[Start of Data extract]

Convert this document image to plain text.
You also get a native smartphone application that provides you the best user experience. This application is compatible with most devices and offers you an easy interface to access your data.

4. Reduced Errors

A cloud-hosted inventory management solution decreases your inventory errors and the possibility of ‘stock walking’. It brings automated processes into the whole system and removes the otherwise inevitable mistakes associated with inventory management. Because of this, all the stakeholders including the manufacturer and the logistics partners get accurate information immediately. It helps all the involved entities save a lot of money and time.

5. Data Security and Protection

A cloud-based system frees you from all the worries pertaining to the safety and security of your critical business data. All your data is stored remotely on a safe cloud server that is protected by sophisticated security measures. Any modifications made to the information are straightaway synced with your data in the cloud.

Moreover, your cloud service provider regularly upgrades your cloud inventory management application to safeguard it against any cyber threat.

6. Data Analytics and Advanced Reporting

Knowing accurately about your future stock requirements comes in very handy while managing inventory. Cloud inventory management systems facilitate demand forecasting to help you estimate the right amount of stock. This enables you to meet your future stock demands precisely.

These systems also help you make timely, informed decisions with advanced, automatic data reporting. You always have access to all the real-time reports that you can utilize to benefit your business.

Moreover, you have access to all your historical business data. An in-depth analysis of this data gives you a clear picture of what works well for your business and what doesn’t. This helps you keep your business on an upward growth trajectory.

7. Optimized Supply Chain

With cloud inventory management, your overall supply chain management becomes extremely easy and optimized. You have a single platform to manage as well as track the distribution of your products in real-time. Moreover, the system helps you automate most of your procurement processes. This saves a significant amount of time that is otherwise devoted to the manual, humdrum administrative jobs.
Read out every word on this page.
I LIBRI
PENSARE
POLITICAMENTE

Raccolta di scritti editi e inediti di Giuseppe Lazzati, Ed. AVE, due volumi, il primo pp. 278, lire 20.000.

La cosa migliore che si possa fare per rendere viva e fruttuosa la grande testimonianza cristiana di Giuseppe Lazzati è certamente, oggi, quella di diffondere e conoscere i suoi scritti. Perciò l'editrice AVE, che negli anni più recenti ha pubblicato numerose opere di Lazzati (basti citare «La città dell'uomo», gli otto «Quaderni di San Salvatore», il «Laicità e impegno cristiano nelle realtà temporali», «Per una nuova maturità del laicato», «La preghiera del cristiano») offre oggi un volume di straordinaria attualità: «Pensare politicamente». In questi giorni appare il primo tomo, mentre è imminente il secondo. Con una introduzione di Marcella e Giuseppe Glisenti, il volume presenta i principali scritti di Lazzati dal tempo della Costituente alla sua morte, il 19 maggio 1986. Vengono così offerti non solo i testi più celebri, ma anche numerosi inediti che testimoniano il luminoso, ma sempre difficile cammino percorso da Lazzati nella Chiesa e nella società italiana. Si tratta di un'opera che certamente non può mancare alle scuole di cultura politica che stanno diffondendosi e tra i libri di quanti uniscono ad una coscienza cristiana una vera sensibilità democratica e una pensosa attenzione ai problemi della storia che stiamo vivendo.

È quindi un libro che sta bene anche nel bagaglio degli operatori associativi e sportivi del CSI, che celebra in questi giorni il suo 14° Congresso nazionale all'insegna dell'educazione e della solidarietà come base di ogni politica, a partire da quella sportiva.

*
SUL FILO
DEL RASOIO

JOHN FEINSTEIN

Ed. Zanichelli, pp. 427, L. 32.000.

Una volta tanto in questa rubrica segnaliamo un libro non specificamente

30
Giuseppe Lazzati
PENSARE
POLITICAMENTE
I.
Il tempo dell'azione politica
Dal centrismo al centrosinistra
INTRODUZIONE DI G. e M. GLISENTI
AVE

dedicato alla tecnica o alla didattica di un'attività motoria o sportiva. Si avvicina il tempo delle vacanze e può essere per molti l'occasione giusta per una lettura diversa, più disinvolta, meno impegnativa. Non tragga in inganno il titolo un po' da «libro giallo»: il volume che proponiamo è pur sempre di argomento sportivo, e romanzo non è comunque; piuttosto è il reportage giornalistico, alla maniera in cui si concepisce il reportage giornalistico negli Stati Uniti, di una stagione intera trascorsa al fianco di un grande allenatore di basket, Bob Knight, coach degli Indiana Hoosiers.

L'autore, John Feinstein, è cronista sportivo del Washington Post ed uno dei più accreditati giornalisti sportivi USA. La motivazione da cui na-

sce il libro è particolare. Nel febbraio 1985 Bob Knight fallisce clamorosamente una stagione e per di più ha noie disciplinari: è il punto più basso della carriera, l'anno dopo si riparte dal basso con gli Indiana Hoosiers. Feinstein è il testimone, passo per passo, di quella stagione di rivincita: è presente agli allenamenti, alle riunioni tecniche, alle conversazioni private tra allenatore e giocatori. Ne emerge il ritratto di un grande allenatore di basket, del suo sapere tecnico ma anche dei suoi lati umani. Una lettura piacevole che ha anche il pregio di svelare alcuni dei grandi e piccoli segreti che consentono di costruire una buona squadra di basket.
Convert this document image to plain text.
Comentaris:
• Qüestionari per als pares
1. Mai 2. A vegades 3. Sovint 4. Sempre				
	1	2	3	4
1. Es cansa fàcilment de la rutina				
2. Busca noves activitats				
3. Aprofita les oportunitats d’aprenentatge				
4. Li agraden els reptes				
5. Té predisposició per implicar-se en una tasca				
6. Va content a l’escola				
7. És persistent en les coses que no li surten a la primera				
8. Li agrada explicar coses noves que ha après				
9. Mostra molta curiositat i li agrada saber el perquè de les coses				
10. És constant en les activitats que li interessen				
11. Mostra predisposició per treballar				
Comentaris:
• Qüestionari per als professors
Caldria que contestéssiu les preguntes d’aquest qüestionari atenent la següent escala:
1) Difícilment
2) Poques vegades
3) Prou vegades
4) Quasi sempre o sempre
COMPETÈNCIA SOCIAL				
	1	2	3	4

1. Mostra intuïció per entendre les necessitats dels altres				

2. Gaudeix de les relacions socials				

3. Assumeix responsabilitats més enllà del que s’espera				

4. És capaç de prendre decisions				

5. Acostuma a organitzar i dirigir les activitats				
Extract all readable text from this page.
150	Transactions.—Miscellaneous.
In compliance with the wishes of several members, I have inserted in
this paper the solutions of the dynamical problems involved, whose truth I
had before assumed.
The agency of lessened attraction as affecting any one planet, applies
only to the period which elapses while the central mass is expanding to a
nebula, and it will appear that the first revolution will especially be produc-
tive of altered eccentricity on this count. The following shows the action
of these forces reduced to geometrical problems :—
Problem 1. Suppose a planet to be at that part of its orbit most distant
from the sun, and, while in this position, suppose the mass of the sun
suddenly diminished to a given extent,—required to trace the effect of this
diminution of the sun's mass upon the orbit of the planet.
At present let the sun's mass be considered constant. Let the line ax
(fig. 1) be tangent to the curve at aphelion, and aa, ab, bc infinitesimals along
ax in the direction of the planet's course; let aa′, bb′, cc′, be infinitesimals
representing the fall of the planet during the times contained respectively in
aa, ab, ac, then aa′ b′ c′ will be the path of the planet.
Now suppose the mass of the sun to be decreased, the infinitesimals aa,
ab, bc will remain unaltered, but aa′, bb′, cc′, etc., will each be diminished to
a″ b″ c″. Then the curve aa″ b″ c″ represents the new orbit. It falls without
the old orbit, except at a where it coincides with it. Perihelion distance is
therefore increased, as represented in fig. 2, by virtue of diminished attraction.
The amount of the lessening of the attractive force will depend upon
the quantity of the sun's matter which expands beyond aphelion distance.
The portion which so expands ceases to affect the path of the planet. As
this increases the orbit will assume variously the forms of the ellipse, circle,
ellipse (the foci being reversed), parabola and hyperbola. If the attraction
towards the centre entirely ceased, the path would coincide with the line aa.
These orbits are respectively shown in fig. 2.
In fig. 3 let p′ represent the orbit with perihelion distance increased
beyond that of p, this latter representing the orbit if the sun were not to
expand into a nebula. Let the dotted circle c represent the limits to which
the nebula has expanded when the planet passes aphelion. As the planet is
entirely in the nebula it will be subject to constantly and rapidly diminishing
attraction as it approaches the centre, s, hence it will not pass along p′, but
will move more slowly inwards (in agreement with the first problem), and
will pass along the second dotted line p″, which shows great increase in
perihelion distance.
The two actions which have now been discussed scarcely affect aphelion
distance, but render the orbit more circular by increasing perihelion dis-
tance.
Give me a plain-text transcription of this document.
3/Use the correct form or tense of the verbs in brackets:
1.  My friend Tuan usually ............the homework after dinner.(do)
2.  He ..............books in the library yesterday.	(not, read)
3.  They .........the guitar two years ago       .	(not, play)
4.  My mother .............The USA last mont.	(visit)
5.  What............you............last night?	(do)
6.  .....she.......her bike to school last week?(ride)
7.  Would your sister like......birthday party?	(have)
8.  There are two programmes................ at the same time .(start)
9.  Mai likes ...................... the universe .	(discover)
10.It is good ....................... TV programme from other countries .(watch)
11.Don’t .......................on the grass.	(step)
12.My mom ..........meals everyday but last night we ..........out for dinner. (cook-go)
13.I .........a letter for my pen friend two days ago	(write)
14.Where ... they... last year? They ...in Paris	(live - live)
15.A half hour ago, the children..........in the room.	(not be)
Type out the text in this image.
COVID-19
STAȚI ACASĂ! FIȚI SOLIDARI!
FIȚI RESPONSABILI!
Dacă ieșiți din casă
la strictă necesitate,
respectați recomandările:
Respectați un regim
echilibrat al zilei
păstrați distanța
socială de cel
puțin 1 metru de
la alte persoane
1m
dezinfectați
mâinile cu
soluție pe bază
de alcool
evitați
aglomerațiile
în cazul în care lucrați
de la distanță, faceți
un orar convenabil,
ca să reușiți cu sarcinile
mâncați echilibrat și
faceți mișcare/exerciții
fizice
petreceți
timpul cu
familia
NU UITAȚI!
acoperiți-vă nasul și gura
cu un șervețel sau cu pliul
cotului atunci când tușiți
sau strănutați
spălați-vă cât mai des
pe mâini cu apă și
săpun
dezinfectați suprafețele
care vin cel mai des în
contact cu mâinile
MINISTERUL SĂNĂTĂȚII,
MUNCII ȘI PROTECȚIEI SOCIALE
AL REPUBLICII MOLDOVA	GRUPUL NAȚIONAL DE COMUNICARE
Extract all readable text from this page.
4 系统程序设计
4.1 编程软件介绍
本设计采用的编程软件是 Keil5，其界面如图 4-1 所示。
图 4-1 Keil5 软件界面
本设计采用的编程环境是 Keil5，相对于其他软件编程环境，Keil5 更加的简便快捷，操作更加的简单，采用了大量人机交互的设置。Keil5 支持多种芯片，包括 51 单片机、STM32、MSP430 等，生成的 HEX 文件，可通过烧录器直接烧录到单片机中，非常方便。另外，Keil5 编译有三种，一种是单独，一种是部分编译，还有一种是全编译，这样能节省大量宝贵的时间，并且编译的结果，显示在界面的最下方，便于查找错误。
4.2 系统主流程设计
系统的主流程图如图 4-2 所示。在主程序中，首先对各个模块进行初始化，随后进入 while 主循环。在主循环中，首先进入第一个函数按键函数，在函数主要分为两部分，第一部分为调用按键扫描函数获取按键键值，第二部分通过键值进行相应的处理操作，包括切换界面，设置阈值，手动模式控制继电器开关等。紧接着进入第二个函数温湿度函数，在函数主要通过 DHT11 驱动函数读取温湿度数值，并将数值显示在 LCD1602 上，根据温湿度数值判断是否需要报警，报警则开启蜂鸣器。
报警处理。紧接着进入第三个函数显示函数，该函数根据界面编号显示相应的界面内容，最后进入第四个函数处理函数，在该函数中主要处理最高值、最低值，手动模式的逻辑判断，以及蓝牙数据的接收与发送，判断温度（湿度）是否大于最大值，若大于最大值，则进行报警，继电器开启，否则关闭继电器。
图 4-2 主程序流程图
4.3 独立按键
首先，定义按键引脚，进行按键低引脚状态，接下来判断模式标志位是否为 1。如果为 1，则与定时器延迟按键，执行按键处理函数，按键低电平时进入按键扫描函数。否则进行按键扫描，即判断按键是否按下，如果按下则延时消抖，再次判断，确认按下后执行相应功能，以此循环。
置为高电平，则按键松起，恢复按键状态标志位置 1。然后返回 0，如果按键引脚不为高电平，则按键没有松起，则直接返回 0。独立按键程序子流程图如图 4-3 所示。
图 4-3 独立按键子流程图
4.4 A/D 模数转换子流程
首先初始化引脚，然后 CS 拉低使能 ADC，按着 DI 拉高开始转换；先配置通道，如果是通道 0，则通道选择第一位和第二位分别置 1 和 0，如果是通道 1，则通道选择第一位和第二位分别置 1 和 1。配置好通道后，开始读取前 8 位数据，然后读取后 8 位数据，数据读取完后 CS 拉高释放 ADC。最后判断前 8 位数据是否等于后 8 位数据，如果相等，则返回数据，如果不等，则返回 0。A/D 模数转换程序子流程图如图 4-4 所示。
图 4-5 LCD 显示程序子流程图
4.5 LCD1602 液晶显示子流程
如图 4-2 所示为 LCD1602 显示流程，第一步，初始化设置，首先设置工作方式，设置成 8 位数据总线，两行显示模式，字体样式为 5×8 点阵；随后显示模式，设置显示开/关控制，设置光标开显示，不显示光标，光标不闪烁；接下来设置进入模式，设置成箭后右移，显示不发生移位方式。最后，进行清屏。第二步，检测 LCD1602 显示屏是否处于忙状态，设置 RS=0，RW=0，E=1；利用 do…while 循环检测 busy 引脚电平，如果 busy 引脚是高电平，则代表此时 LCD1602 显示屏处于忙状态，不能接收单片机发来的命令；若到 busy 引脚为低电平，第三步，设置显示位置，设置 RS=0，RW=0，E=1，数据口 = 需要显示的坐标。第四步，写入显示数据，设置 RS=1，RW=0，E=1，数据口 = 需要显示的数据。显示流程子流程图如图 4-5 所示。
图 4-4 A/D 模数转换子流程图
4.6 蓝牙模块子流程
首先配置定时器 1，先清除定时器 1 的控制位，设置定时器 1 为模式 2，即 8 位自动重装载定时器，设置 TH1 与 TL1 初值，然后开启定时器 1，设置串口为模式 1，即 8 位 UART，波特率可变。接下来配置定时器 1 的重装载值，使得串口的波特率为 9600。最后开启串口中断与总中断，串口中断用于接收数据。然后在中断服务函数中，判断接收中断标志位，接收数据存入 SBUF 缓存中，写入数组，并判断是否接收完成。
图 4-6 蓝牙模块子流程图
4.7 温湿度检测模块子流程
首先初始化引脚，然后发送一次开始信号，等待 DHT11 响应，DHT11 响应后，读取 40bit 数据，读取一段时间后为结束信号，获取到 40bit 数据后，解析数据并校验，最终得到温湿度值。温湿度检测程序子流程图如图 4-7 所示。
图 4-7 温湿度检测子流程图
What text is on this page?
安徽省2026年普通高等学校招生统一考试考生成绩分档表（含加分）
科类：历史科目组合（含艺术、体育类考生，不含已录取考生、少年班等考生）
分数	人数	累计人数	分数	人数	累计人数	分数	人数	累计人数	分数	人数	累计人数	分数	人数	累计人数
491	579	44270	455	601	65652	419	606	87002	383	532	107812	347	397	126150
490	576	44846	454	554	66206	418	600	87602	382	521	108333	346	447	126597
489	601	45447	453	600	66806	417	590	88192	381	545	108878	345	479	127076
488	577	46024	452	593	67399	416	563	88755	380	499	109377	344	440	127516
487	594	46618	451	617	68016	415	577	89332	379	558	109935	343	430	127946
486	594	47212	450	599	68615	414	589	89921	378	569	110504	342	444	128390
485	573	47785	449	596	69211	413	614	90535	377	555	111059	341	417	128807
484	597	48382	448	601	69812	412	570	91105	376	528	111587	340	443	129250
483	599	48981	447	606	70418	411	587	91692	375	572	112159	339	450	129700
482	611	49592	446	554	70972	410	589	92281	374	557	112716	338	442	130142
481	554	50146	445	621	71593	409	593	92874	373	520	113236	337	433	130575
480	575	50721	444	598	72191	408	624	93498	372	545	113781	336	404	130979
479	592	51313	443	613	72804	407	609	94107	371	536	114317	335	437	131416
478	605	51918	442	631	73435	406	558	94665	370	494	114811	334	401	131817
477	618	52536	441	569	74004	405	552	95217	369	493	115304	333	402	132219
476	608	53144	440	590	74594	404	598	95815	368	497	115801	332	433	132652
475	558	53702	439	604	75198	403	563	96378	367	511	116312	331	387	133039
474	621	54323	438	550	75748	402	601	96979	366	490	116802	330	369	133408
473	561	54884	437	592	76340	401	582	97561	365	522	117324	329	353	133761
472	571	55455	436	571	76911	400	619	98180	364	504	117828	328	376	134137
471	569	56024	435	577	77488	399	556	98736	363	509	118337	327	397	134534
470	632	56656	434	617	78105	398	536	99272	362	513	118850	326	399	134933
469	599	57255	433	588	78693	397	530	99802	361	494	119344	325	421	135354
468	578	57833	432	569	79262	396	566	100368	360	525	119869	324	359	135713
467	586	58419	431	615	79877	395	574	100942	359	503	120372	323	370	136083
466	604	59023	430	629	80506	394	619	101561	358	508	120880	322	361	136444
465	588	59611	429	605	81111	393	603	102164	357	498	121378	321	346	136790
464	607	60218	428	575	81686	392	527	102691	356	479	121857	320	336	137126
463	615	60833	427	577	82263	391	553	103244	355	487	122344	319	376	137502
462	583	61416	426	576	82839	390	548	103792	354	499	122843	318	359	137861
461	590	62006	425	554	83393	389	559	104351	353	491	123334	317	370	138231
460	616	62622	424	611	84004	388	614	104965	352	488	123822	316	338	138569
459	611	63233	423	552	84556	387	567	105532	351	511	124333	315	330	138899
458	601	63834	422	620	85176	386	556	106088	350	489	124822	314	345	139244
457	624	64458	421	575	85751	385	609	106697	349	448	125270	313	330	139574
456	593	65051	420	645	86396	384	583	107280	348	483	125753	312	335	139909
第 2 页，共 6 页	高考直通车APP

[End of Data extract]

Search the records above for "Mostra". Copy each line where it is found.

» **Written solution**:
9. Mostra molta curiositat i li agrada saber el perquè de les coses				
11. Mostra predisposició per treballar				
1. Mostra intuïció per entendre les necessitats dels altres				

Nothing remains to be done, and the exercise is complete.